------ Recorded information

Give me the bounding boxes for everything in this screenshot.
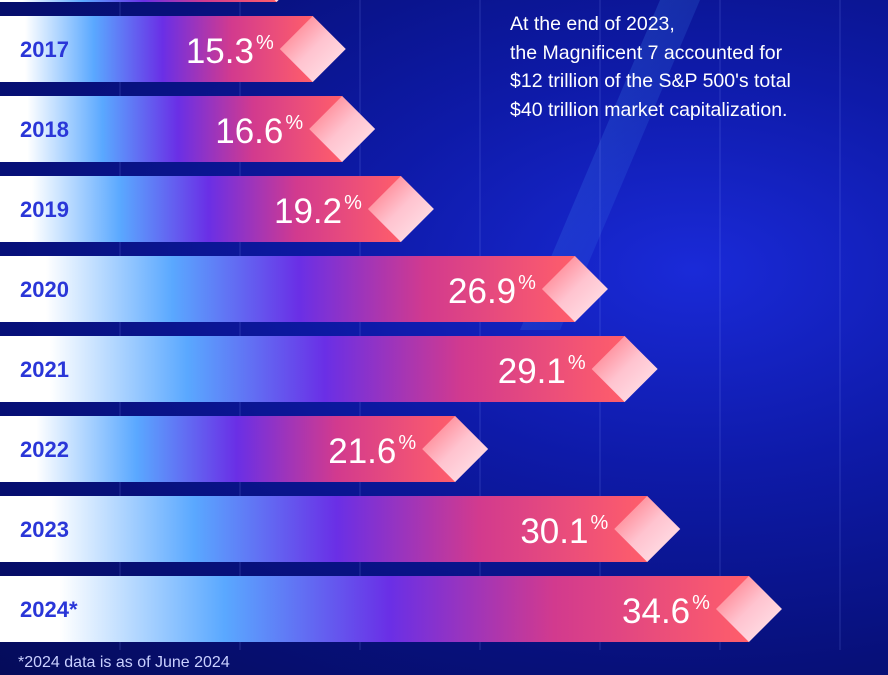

------------
------ Recorded information

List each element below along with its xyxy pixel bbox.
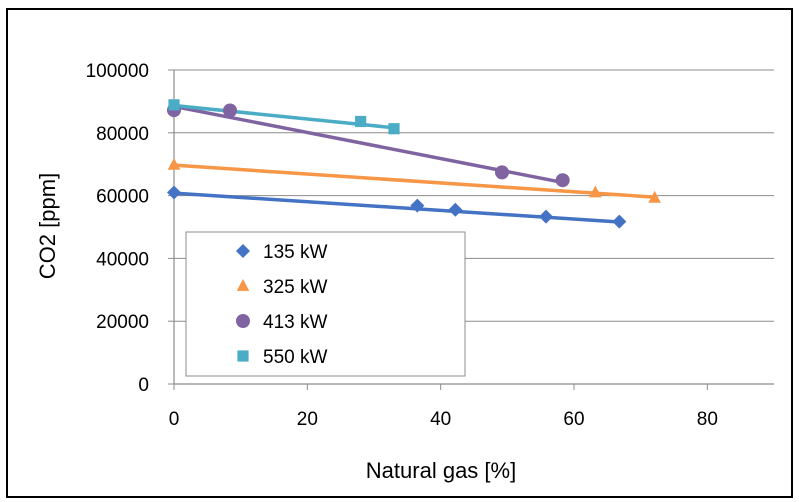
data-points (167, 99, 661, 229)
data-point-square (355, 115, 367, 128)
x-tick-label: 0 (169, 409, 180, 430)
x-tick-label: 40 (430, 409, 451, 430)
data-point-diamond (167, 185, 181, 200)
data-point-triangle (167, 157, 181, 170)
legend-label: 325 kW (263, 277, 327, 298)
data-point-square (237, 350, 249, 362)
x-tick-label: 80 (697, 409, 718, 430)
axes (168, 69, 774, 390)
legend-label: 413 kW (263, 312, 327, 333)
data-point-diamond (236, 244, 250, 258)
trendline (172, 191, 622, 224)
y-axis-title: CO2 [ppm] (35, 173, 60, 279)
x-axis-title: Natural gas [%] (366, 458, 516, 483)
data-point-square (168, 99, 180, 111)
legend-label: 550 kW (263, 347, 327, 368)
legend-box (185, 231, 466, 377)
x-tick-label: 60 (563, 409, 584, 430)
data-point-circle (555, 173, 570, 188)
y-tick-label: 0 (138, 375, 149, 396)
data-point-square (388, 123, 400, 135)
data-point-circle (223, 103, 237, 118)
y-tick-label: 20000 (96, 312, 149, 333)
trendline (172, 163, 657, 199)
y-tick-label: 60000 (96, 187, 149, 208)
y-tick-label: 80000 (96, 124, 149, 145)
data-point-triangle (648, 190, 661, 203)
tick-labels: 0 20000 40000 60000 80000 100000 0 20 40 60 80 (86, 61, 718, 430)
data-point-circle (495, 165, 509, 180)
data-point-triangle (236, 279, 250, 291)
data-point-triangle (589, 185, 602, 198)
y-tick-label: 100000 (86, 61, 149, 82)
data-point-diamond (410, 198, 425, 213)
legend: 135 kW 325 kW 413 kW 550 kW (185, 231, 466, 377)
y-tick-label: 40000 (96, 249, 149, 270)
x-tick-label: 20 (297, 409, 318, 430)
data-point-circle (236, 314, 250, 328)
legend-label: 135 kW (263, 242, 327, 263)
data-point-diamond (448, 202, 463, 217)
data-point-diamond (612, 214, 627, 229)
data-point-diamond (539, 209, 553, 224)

------------

Put the lines starting at the one containing "List each element" and ending at the one containing "tick-labels: 0 20000" into a numbered list, skipping blank lines. Leave out the pictures.

1. List each element below along with its xyxy pixel bbox.
2. data-points (167, 99, 661, 229)
3. data-point-square (355, 115, 367, 128)
4. x-tick-label: 0 (169, 409, 180, 430)
5. x-tick-label: 40 (430, 409, 451, 430)
6. data-point-diamond (167, 185, 181, 200)
7. data-point-triangle (167, 157, 181, 170)
8. legend-label: 325 kW (263, 277, 327, 298)
9. data-point-square (237, 350, 249, 362)
10. x-tick-label: 80 (697, 409, 718, 430)
11. axes (168, 69, 774, 390)
12. legend-label: 413 kW (263, 312, 327, 333)
13. data-point-diamond (236, 244, 250, 258)
14. trendline (172, 191, 622, 224)
15. y-axis-title: CO2 [ppm] (35, 173, 60, 279)
16. x-axis-title: Natural gas [%] (366, 458, 516, 483)
17. data-point-square (168, 99, 180, 111)
18. legend-label: 550 kW (263, 347, 327, 368)
19. legend-box (185, 231, 466, 377)
20. x-tick-label: 60 (563, 409, 584, 430)
21. data-point-circle (555, 173, 570, 188)
22. y-tick-label: 0 (138, 375, 149, 396)
23. data-point-square (388, 123, 400, 135)
24. data-point-circle (223, 103, 237, 118)
25. y-tick-label: 20000 (96, 312, 149, 333)
26. trendline (172, 163, 657, 199)
27. y-tick-label: 60000 (96, 187, 149, 208)
28. y-tick-label: 80000 (96, 124, 149, 145)
29. data-point-triangle (648, 190, 661, 203)
30. tick-labels: 0 20000 40000 60000 80000 100000 0 20 40 60 80 (86, 61, 718, 430)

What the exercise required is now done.